# RECORDS FOR THIS EXERCISE
-=-=-

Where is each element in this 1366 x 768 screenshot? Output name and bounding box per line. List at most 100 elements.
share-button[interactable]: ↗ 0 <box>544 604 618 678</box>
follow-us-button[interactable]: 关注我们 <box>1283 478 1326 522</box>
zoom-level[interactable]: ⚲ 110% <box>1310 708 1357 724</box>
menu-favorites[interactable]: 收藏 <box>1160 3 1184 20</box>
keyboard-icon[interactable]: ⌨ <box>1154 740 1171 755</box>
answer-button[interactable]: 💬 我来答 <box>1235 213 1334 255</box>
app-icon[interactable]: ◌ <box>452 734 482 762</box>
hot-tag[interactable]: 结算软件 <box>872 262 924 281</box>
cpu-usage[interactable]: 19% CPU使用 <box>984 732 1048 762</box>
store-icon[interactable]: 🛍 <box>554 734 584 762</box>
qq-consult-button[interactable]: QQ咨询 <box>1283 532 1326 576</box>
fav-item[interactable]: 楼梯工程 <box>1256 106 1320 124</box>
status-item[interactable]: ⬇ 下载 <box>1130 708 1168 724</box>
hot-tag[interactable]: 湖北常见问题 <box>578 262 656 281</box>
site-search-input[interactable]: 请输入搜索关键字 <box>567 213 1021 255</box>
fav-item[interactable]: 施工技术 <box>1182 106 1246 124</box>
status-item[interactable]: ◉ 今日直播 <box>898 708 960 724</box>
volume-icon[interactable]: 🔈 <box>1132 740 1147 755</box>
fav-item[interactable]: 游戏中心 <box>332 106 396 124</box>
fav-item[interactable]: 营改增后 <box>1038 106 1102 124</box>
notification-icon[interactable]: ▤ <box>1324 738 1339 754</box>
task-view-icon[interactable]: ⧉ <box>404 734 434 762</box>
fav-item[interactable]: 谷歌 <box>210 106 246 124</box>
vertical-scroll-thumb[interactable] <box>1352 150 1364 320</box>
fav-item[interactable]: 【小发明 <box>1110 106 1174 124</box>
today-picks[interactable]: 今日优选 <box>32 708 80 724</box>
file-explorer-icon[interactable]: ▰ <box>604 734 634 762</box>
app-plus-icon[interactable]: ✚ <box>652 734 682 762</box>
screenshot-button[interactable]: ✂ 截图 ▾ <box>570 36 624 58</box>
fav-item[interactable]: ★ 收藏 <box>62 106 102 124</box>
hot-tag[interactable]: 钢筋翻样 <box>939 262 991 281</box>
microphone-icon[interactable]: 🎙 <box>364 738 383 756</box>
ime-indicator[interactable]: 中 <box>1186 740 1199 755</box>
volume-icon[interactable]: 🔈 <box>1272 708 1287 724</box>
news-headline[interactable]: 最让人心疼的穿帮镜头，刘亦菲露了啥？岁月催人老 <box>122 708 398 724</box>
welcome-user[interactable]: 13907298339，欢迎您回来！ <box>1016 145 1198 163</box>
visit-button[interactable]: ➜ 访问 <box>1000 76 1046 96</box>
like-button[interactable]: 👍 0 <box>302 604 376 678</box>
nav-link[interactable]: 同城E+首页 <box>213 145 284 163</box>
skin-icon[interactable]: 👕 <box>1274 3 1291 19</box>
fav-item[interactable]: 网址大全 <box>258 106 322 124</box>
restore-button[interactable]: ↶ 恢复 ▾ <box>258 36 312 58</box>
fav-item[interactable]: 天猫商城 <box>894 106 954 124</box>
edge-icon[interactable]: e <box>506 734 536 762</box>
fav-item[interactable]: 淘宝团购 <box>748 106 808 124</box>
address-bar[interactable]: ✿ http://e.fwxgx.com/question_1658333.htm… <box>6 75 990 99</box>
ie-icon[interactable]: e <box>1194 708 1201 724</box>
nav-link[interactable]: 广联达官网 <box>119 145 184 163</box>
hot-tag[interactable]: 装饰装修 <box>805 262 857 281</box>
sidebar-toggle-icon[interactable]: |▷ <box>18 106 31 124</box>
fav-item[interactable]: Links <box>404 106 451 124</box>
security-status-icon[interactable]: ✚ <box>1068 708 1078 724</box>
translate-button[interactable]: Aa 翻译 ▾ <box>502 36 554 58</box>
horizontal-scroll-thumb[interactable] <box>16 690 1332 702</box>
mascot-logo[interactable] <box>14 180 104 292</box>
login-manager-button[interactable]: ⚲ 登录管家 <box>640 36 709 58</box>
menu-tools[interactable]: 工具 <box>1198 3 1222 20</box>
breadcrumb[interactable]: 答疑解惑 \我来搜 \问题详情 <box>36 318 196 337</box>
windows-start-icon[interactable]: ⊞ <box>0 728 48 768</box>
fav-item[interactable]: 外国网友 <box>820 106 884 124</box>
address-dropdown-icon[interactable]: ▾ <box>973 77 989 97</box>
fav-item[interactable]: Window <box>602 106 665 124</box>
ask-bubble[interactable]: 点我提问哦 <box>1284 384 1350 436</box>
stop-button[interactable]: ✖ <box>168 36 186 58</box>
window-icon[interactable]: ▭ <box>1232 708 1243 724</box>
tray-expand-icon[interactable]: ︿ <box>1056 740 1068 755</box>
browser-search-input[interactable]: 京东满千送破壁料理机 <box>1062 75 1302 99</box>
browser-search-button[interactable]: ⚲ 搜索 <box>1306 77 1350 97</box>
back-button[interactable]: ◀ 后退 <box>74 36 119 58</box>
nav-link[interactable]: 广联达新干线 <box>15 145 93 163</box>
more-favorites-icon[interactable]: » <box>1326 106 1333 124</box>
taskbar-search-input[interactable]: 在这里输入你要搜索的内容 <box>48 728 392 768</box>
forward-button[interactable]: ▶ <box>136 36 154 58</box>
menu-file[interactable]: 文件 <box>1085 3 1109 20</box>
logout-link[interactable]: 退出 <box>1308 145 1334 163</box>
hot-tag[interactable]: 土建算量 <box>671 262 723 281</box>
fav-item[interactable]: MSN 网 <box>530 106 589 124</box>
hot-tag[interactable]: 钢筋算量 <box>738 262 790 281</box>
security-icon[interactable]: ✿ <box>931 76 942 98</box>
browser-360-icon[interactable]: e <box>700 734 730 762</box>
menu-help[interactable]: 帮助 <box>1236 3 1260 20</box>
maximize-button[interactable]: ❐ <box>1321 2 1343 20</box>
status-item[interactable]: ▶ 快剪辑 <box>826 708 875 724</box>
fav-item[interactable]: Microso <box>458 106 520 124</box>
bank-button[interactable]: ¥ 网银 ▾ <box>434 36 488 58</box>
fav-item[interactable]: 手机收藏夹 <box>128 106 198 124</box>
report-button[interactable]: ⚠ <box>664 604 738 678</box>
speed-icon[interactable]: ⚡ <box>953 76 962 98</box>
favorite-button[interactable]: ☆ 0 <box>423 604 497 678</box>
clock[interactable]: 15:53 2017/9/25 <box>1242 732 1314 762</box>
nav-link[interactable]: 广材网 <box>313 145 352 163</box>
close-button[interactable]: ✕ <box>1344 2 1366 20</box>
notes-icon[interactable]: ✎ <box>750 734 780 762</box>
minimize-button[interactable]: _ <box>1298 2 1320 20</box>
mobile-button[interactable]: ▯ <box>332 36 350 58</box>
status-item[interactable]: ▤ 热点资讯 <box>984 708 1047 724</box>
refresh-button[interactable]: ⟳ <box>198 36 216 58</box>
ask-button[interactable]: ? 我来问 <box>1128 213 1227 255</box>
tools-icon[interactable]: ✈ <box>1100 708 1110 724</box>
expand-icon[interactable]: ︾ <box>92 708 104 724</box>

-=-=-

# WHAT THE EXERCISE ASKS
Reproduce every row above, character for character and in the same order.

# SOLVED PROBLEM
Where is each element in this 1366 x 768 screenshot? Output name and bounding box per line. List at most 100 elements.
share-button[interactable]: ↗ 0 <box>544 604 618 678</box>
follow-us-button[interactable]: 关注我们 <box>1283 478 1326 522</box>
zoom-level[interactable]: ⚲ 110% <box>1310 708 1357 724</box>
menu-favorites[interactable]: 收藏 <box>1160 3 1184 20</box>
keyboard-icon[interactable]: ⌨ <box>1154 740 1171 755</box>
answer-button[interactable]: 💬 我来答 <box>1235 213 1334 255</box>
app-icon[interactable]: ◌ <box>452 734 482 762</box>
hot-tag[interactable]: 结算软件 <box>872 262 924 281</box>
cpu-usage[interactable]: 19% CPU使用 <box>984 732 1048 762</box>
store-icon[interactable]: 🛍 <box>554 734 584 762</box>
qq-consult-button[interactable]: QQ咨询 <box>1283 532 1326 576</box>
fav-item[interactable]: 楼梯工程 <box>1256 106 1320 124</box>
status-item[interactable]: ⬇ 下载 <box>1130 708 1168 724</box>
hot-tag[interactable]: 湖北常见问题 <box>578 262 656 281</box>
site-search-input[interactable]: 请输入搜索关键字 <box>567 213 1021 255</box>
fav-item[interactable]: 施工技术 <box>1182 106 1246 124</box>
status-item[interactable]: ◉ 今日直播 <box>898 708 960 724</box>
volume-icon[interactable]: 🔈 <box>1132 740 1147 755</box>
fav-item[interactable]: 游戏中心 <box>332 106 396 124</box>
fav-item[interactable]: 营改增后 <box>1038 106 1102 124</box>
notification-icon[interactable]: ▤ <box>1324 738 1339 754</box>
task-view-icon[interactable]: ⧉ <box>404 734 434 762</box>
fav-item[interactable]: 谷歌 <box>210 106 246 124</box>
vertical-scroll-thumb[interactable] <box>1352 150 1364 320</box>
fav-item[interactable]: 【小发明 <box>1110 106 1174 124</box>
today-picks[interactable]: 今日优选 <box>32 708 80 724</box>
file-explorer-icon[interactable]: ▰ <box>604 734 634 762</box>
app-plus-icon[interactable]: ✚ <box>652 734 682 762</box>
screenshot-button[interactable]: ✂ 截图 ▾ <box>570 36 624 58</box>
fav-item[interactable]: ★ 收藏 <box>62 106 102 124</box>
hot-tag[interactable]: 钢筋翻样 <box>939 262 991 281</box>
microphone-icon[interactable]: 🎙 <box>364 738 383 756</box>
ime-indicator[interactable]: 中 <box>1186 740 1199 755</box>
volume-icon[interactable]: 🔈 <box>1272 708 1287 724</box>
news-headline[interactable]: 最让人心疼的穿帮镜头，刘亦菲露了啥？岁月催人老 <box>122 708 398 724</box>
welcome-user[interactable]: 13907298339，欢迎您回来！ <box>1016 145 1198 163</box>
visit-button[interactable]: ➜ 访问 <box>1000 76 1046 96</box>
like-button[interactable]: 👍 0 <box>302 604 376 678</box>
nav-link[interactable]: 同城E+首页 <box>213 145 284 163</box>
skin-icon[interactable]: 👕 <box>1274 3 1291 19</box>
fav-item[interactable]: 网址大全 <box>258 106 322 124</box>
restore-button[interactable]: ↶ 恢复 ▾ <box>258 36 312 58</box>
fav-item[interactable]: 天猫商城 <box>894 106 954 124</box>
edge-icon[interactable]: e <box>506 734 536 762</box>
fav-item[interactable]: 淘宝团购 <box>748 106 808 124</box>
address-bar[interactable]: ✿ http://e.fwxgx.com/question_1658333.htm… <box>6 75 990 99</box>
ie-icon[interactable]: e <box>1194 708 1201 724</box>
nav-link[interactable]: 广联达官网 <box>119 145 184 163</box>
hot-tag[interactable]: 装饰装修 <box>805 262 857 281</box>
sidebar-toggle-icon[interactable]: |▷ <box>18 106 31 124</box>
fav-item[interactable]: Links <box>404 106 451 124</box>
security-status-icon[interactable]: ✚ <box>1068 708 1078 724</box>
translate-button[interactable]: Aa 翻译 ▾ <box>502 36 554 58</box>
horizontal-scroll-thumb[interactable] <box>16 690 1332 702</box>
mascot-logo[interactable] <box>14 180 104 292</box>
login-manager-button[interactable]: ⚲ 登录管家 <box>640 36 709 58</box>
menu-tools[interactable]: 工具 <box>1198 3 1222 20</box>
breadcrumb[interactable]: 答疑解惑 \我来搜 \问题详情 <box>36 318 196 337</box>
windows-start-icon[interactable]: ⊞ <box>0 728 48 768</box>
fav-item[interactable]: 外国网友 <box>820 106 884 124</box>
address-dropdown-icon[interactable]: ▾ <box>973 77 989 97</box>
fav-item[interactable]: Window <box>602 106 665 124</box>
ask-bubble[interactable]: 点我提问哦 <box>1284 384 1350 436</box>
stop-button[interactable]: ✖ <box>168 36 186 58</box>
window-icon[interactable]: ▭ <box>1232 708 1243 724</box>
tray-expand-icon[interactable]: ︿ <box>1056 740 1068 755</box>
browser-search-input[interactable]: 京东满千送破壁料理机 <box>1062 75 1302 99</box>
browser-search-button[interactable]: ⚲ 搜索 <box>1306 77 1350 97</box>
back-button[interactable]: ◀ 后退 <box>74 36 119 58</box>
nav-link[interactable]: 广联达新干线 <box>15 145 93 163</box>
more-favorites-icon[interactable]: » <box>1326 106 1333 124</box>
taskbar-search-input[interactable]: 在这里输入你要搜索的内容 <box>48 728 392 768</box>
forward-button[interactable]: ▶ <box>136 36 154 58</box>
menu-file[interactable]: 文件 <box>1085 3 1109 20</box>
logout-link[interactable]: 退出 <box>1308 145 1334 163</box>
hot-tag[interactable]: 土建算量 <box>671 262 723 281</box>
fav-item[interactable]: MSN 网 <box>530 106 589 124</box>
hot-tag[interactable]: 钢筋算量 <box>738 262 790 281</box>
security-icon[interactable]: ✿ <box>931 76 942 98</box>
browser-360-icon[interactable]: e <box>700 734 730 762</box>
menu-help[interactable]: 帮助 <box>1236 3 1260 20</box>
maximize-button[interactable]: ❐ <box>1321 2 1343 20</box>
status-item[interactable]: ▶ 快剪辑 <box>826 708 875 724</box>
fav-item[interactable]: Microso <box>458 106 520 124</box>
bank-button[interactable]: ¥ 网银 ▾ <box>434 36 488 58</box>
fav-item[interactable]: 手机收藏夹 <box>128 106 198 124</box>
report-button[interactable]: ⚠ <box>664 604 738 678</box>
speed-icon[interactable]: ⚡ <box>953 76 962 98</box>
favorite-button[interactable]: ☆ 0 <box>423 604 497 678</box>
clock[interactable]: 15:53 2017/9/25 <box>1242 732 1314 762</box>
nav-link[interactable]: 广材网 <box>313 145 352 163</box>
close-button[interactable]: ✕ <box>1344 2 1366 20</box>
notes-icon[interactable]: ✎ <box>750 734 780 762</box>
minimize-button[interactable]: _ <box>1298 2 1320 20</box>
mobile-button[interactable]: ▯ <box>332 36 350 58</box>
status-item[interactable]: ▤ 热点资讯 <box>984 708 1047 724</box>
refresh-button[interactable]: ⟳ <box>198 36 216 58</box>
ask-button[interactable]: ? 我来问 <box>1128 213 1227 255</box>
tools-icon[interactable]: ✈ <box>1100 708 1110 724</box>
expand-icon[interactable]: ︾ <box>92 708 104 724</box>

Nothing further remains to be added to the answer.